BEGIN DATA PROVIDED
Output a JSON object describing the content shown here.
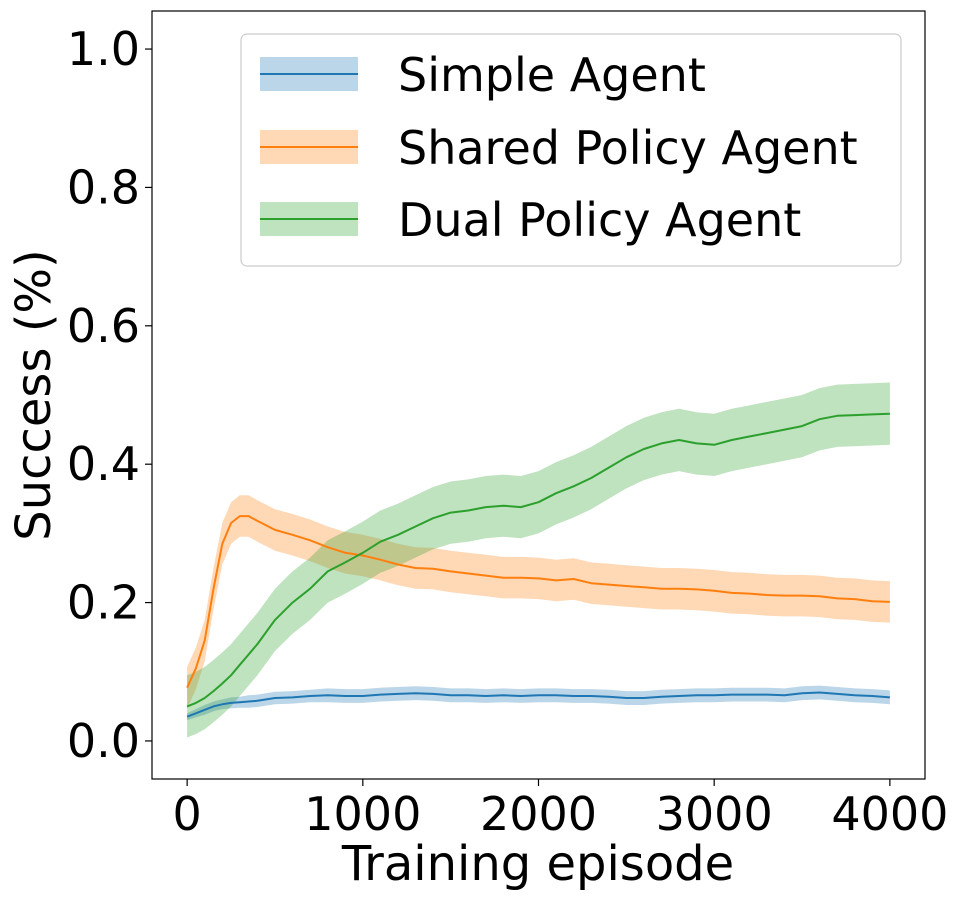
{
  "chart_data": {
    "type": "line",
    "title": "",
    "xlabel": "Training episode",
    "ylabel": "Success (%)",
    "xlim": [
      -200,
      4200
    ],
    "ylim": [
      -0.055,
      1.055
    ],
    "x_ticks": [
      0,
      1000,
      2000,
      3000,
      4000
    ],
    "y_ticks": [
      0.0,
      0.2,
      0.4,
      0.6,
      0.8,
      1.0
    ],
    "x_tick_labels": [
      "0",
      "1000",
      "2000",
      "3000",
      "4000"
    ],
    "y_tick_labels": [
      "0.0",
      "0.2",
      "0.4",
      "0.6",
      "0.8",
      "1.0"
    ],
    "grid": false,
    "legend_position": "top-right",
    "x": [
      0,
      50,
      100,
      150,
      200,
      250,
      300,
      350,
      400,
      500,
      600,
      700,
      800,
      900,
      1000,
      1100,
      1200,
      1300,
      1400,
      1500,
      1600,
      1700,
      1800,
      1900,
      2000,
      2100,
      2200,
      2300,
      2400,
      2500,
      2600,
      2700,
      2800,
      2900,
      3000,
      3100,
      3200,
      3300,
      3400,
      3500,
      3600,
      3700,
      3800,
      3900,
      4000
    ],
    "series": [
      {
        "name": "Simple Agent",
        "color": "#1f77b4",
        "band_color": "#1f77b4",
        "values": [
          0.035,
          0.04,
          0.045,
          0.05,
          0.053,
          0.055,
          0.056,
          0.057,
          0.058,
          0.062,
          0.063,
          0.065,
          0.066,
          0.065,
          0.065,
          0.067,
          0.068,
          0.069,
          0.068,
          0.066,
          0.066,
          0.065,
          0.066,
          0.065,
          0.066,
          0.066,
          0.065,
          0.065,
          0.064,
          0.062,
          0.062,
          0.064,
          0.065,
          0.066,
          0.066,
          0.067,
          0.067,
          0.067,
          0.066,
          0.069,
          0.07,
          0.068,
          0.066,
          0.065,
          0.063
        ],
        "lower": [
          0.03,
          0.034,
          0.038,
          0.043,
          0.046,
          0.047,
          0.048,
          0.048,
          0.049,
          0.053,
          0.054,
          0.056,
          0.056,
          0.055,
          0.055,
          0.057,
          0.058,
          0.059,
          0.058,
          0.056,
          0.056,
          0.055,
          0.056,
          0.055,
          0.056,
          0.056,
          0.055,
          0.055,
          0.054,
          0.052,
          0.052,
          0.054,
          0.055,
          0.056,
          0.056,
          0.057,
          0.057,
          0.057,
          0.056,
          0.059,
          0.06,
          0.058,
          0.056,
          0.055,
          0.053
        ],
        "upper": [
          0.04,
          0.046,
          0.052,
          0.057,
          0.06,
          0.063,
          0.064,
          0.066,
          0.067,
          0.071,
          0.072,
          0.074,
          0.076,
          0.075,
          0.075,
          0.077,
          0.078,
          0.079,
          0.078,
          0.076,
          0.076,
          0.075,
          0.076,
          0.075,
          0.076,
          0.076,
          0.075,
          0.075,
          0.074,
          0.072,
          0.072,
          0.074,
          0.075,
          0.076,
          0.076,
          0.077,
          0.077,
          0.077,
          0.076,
          0.079,
          0.08,
          0.078,
          0.076,
          0.075,
          0.073
        ]
      },
      {
        "name": "Shared Policy Agent",
        "color": "#ff7f0e",
        "band_color": "#ff7f0e",
        "values": [
          0.077,
          0.105,
          0.145,
          0.22,
          0.285,
          0.315,
          0.325,
          0.325,
          0.318,
          0.305,
          0.298,
          0.29,
          0.28,
          0.272,
          0.268,
          0.262,
          0.255,
          0.25,
          0.249,
          0.245,
          0.242,
          0.239,
          0.236,
          0.236,
          0.235,
          0.232,
          0.234,
          0.228,
          0.226,
          0.224,
          0.222,
          0.22,
          0.22,
          0.219,
          0.217,
          0.214,
          0.213,
          0.211,
          0.21,
          0.21,
          0.209,
          0.206,
          0.205,
          0.202,
          0.201
        ]
      },
      {
        "name": "Dual Policy Agent",
        "color": "#2ca02c",
        "band_color": "#2ca02c",
        "values": [
          0.05,
          0.055,
          0.062,
          0.072,
          0.083,
          0.095,
          0.11,
          0.125,
          0.14,
          0.175,
          0.2,
          0.22,
          0.245,
          0.258,
          0.272,
          0.288,
          0.298,
          0.31,
          0.322,
          0.33,
          0.333,
          0.338,
          0.34,
          0.338,
          0.345,
          0.358,
          0.368,
          0.38,
          0.395,
          0.41,
          0.422,
          0.43,
          0.435,
          0.43,
          0.428,
          0.435,
          0.44,
          0.445,
          0.45,
          0.455,
          0.465,
          0.47,
          0.471,
          0.472,
          0.473
        ]
      }
    ]
  }
}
END DATA PROVIDED
Count up every line above that has the word "Agent" in it; answer with the number alone.

3